-------- Rows --------
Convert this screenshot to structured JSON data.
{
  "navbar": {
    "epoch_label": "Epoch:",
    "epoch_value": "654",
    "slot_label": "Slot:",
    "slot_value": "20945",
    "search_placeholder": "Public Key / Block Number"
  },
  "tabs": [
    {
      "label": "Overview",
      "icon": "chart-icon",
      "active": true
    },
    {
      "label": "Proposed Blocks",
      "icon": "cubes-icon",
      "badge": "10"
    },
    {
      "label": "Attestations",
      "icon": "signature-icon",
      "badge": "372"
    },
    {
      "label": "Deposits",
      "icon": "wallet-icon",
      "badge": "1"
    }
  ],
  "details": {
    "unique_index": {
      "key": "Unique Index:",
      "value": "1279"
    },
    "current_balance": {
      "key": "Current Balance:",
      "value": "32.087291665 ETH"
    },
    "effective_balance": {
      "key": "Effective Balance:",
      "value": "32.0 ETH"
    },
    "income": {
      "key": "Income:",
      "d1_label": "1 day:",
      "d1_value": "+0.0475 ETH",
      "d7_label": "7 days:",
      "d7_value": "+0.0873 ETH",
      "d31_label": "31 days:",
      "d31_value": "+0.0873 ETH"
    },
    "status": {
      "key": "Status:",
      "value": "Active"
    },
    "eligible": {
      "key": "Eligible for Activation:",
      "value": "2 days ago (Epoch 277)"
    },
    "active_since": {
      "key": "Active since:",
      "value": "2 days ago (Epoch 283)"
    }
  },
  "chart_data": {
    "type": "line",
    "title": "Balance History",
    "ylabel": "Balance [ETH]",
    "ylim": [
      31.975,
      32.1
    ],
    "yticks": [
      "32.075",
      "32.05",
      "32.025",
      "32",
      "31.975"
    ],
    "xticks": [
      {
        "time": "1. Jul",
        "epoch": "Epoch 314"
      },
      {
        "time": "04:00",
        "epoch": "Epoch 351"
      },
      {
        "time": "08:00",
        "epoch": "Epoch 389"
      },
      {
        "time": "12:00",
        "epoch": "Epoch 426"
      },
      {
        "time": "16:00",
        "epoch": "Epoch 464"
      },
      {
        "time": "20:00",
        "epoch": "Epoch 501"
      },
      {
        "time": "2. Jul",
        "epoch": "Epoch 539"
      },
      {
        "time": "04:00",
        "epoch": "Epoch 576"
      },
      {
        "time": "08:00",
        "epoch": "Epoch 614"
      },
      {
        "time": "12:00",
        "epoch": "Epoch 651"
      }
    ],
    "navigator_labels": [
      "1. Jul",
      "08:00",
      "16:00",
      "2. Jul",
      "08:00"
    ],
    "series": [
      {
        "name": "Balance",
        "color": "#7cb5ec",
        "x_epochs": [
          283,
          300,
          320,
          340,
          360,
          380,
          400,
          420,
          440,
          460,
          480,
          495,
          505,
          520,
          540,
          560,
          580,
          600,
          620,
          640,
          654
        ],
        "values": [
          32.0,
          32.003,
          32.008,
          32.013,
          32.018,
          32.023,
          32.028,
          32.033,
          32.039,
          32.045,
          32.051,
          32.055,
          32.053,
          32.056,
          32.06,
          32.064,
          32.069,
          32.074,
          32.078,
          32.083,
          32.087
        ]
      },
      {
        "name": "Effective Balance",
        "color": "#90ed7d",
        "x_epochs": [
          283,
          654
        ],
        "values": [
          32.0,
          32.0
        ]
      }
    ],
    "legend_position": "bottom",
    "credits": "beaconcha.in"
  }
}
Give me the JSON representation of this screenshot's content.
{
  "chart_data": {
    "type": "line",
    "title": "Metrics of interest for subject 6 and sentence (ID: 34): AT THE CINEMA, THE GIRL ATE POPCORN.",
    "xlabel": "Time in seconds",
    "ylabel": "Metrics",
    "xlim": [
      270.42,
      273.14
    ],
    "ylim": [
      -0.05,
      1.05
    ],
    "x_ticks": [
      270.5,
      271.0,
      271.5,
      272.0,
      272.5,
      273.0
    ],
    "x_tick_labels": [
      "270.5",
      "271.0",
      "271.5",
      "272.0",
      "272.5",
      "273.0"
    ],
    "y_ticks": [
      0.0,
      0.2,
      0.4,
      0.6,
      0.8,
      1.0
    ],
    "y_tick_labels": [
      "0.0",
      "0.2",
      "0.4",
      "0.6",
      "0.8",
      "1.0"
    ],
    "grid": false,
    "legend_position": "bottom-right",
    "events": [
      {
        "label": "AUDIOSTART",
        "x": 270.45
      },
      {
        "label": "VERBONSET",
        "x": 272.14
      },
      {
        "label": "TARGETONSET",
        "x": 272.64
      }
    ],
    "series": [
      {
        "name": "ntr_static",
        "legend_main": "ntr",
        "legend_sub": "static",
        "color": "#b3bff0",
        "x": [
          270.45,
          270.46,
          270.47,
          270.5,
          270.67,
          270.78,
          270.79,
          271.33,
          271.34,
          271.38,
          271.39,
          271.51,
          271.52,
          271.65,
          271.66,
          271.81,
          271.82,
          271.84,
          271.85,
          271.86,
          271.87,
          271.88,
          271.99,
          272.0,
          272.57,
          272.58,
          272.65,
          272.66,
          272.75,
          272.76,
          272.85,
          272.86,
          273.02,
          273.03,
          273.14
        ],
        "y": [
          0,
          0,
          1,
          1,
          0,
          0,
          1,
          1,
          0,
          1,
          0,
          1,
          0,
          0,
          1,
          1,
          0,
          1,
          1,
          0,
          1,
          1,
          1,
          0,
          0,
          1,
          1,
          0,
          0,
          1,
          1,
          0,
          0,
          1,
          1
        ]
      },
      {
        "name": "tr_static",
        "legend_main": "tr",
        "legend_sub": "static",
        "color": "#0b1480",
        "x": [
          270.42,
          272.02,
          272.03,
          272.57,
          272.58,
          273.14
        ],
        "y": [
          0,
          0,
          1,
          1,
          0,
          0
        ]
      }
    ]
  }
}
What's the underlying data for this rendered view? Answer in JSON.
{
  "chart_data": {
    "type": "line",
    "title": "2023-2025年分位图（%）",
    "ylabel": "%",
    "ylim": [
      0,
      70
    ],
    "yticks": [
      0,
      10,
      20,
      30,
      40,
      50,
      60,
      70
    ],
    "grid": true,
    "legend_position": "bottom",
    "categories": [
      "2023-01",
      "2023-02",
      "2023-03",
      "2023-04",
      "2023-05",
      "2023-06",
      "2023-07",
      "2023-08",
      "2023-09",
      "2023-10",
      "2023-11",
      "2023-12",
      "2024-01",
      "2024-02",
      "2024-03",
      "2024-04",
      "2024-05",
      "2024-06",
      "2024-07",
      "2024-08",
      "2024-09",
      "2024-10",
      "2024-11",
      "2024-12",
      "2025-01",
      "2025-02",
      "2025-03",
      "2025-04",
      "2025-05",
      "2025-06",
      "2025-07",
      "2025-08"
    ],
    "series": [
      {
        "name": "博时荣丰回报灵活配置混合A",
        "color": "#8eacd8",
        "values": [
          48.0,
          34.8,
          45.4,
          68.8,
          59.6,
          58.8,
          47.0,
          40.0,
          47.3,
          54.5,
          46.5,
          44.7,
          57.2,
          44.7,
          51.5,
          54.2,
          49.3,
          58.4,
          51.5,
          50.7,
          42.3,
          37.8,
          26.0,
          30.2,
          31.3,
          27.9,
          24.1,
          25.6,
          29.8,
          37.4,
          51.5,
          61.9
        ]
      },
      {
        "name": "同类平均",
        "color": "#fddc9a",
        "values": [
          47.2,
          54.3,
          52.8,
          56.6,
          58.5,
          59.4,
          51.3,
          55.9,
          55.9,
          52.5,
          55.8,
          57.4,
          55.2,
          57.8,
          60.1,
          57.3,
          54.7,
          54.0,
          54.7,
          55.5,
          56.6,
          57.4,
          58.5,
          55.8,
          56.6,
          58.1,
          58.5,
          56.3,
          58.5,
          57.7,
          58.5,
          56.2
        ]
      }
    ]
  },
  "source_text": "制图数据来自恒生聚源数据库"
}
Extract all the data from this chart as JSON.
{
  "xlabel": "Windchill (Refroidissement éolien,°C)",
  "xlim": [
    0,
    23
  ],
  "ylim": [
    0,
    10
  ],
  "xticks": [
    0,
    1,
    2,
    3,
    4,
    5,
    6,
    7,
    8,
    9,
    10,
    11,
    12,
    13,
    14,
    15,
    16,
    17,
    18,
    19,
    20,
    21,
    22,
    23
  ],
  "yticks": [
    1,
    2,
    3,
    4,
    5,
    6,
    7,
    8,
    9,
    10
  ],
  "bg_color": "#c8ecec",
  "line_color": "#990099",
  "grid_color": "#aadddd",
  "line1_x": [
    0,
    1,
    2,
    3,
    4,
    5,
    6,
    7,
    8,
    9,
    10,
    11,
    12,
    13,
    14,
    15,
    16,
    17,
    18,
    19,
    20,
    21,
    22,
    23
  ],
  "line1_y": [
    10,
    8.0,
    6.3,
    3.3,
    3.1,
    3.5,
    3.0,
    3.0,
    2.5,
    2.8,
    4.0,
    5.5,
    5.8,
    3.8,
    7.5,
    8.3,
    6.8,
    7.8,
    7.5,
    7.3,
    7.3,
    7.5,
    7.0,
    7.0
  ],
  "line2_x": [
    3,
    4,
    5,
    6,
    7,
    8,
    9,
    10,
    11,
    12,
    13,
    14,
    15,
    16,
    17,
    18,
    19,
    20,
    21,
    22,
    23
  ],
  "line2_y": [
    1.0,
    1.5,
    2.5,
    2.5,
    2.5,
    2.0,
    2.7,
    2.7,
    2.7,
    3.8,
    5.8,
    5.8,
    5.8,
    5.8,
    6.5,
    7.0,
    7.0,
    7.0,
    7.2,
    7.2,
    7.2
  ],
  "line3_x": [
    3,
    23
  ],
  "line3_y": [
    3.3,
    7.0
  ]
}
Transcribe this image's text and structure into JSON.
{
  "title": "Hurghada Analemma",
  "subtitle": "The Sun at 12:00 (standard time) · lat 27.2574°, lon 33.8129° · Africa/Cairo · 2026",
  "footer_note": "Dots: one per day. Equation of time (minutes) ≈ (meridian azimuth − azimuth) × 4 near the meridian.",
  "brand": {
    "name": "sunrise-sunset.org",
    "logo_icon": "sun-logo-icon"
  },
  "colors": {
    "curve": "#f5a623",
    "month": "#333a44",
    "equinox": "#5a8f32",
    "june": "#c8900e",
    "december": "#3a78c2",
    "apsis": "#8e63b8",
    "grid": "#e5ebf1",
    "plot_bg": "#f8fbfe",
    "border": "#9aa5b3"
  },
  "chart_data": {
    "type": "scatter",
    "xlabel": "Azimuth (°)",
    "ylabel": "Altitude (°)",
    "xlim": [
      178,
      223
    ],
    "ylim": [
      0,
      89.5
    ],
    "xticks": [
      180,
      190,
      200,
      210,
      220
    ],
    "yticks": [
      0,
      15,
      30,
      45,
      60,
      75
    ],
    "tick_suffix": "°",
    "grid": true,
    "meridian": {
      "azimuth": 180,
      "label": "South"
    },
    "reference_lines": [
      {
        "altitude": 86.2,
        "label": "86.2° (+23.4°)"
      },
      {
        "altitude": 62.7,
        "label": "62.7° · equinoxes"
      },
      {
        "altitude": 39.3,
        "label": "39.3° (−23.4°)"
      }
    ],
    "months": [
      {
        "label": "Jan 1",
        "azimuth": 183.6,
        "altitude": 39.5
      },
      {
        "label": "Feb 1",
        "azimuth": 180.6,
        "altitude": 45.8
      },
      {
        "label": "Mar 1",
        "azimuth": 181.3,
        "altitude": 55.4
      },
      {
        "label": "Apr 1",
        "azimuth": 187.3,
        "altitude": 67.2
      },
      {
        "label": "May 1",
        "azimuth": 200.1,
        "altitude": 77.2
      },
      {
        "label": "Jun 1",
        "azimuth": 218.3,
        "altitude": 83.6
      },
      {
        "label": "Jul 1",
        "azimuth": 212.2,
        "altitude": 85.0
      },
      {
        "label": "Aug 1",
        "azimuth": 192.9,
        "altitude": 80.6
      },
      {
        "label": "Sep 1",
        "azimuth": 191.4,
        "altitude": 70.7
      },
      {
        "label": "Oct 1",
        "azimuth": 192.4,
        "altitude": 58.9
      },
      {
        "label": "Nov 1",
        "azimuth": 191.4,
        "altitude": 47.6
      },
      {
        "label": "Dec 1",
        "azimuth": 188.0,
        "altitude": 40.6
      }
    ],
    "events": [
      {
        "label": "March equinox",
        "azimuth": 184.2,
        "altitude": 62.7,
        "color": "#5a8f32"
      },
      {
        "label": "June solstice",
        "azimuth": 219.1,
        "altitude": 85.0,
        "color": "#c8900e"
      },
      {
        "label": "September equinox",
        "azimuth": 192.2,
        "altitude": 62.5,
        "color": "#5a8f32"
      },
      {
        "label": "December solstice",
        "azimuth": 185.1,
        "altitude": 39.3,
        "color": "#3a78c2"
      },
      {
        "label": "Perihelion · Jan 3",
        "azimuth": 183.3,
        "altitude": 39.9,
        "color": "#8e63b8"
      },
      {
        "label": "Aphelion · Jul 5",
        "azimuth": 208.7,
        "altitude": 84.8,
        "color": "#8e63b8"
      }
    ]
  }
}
--------
Extract every line above containing the word "solstice".

        "label": "June solstice",
        "label": "December solstice",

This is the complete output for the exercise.